### GIVEN PROBLEM
Only lines holding the word "title" should be copied from the material.

========

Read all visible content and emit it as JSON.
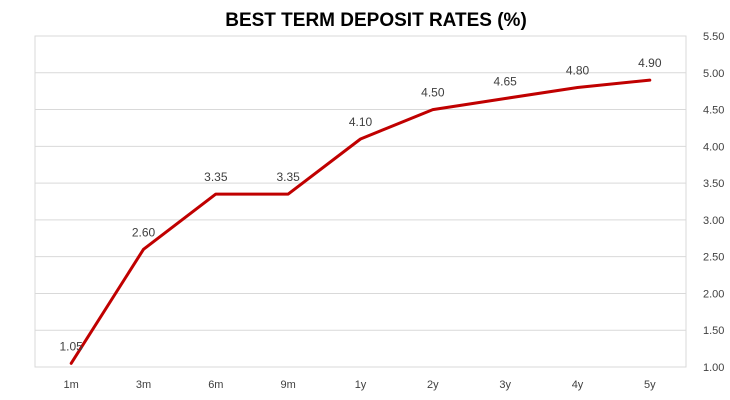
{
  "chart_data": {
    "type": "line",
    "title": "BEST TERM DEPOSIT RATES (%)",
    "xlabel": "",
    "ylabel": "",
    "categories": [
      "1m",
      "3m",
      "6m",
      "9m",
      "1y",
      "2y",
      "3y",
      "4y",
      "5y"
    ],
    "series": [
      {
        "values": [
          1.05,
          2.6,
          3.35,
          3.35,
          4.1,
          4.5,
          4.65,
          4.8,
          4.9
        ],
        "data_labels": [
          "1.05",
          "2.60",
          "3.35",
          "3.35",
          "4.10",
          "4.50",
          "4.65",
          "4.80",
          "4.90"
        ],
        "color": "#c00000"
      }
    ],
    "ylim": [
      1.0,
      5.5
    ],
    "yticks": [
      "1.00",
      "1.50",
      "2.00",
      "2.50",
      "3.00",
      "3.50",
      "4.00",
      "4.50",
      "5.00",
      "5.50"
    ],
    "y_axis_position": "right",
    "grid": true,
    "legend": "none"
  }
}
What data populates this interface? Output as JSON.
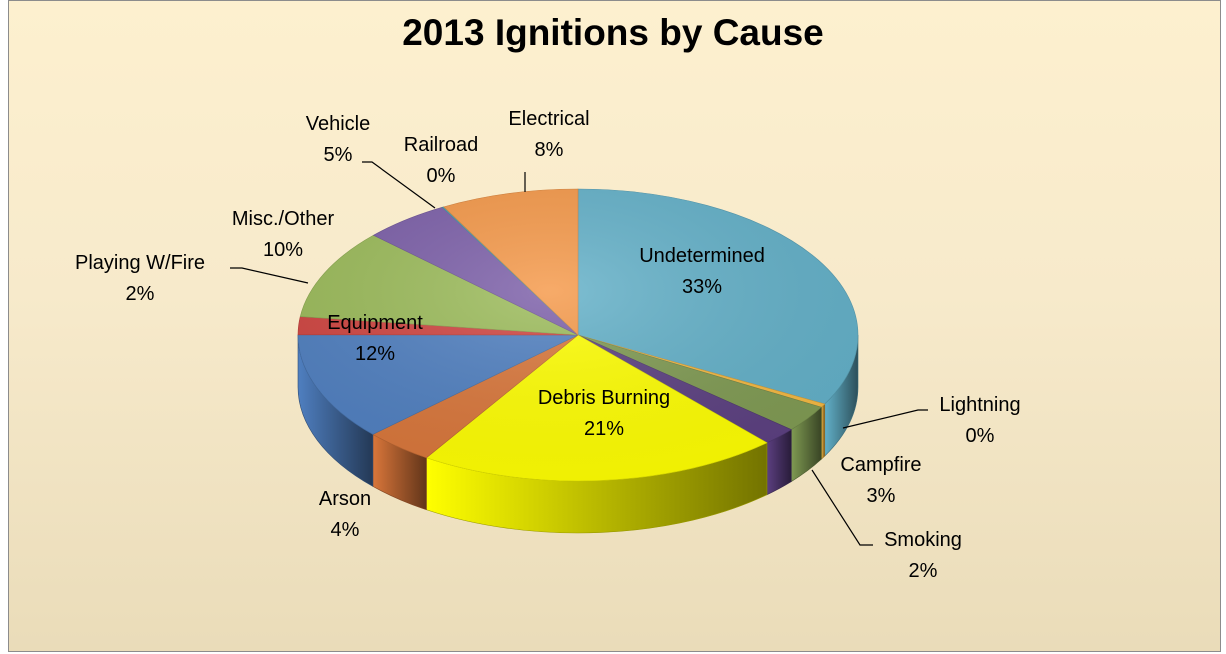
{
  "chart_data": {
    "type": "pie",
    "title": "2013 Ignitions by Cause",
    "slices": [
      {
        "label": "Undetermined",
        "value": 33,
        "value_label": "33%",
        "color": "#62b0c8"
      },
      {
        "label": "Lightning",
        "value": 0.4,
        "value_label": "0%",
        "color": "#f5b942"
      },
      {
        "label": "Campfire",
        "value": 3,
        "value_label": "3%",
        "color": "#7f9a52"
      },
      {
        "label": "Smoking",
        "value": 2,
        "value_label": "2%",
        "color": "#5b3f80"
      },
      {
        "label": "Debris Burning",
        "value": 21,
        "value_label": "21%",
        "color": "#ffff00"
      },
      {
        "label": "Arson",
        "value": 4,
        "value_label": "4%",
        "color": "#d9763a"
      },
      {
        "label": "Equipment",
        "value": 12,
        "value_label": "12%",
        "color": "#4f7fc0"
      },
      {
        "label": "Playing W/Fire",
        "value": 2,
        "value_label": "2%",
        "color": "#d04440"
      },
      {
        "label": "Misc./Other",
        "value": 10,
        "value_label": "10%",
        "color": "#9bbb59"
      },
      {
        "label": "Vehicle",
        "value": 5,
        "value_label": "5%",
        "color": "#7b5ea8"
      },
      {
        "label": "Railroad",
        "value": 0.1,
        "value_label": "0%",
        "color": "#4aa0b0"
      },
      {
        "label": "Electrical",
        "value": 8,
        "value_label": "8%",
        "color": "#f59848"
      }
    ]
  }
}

========

### PROBLEM SOLUTION
    "title": "BEST TERM DEPOSIT RATES (%)",
    "title": "2013 Ignitions by Cause",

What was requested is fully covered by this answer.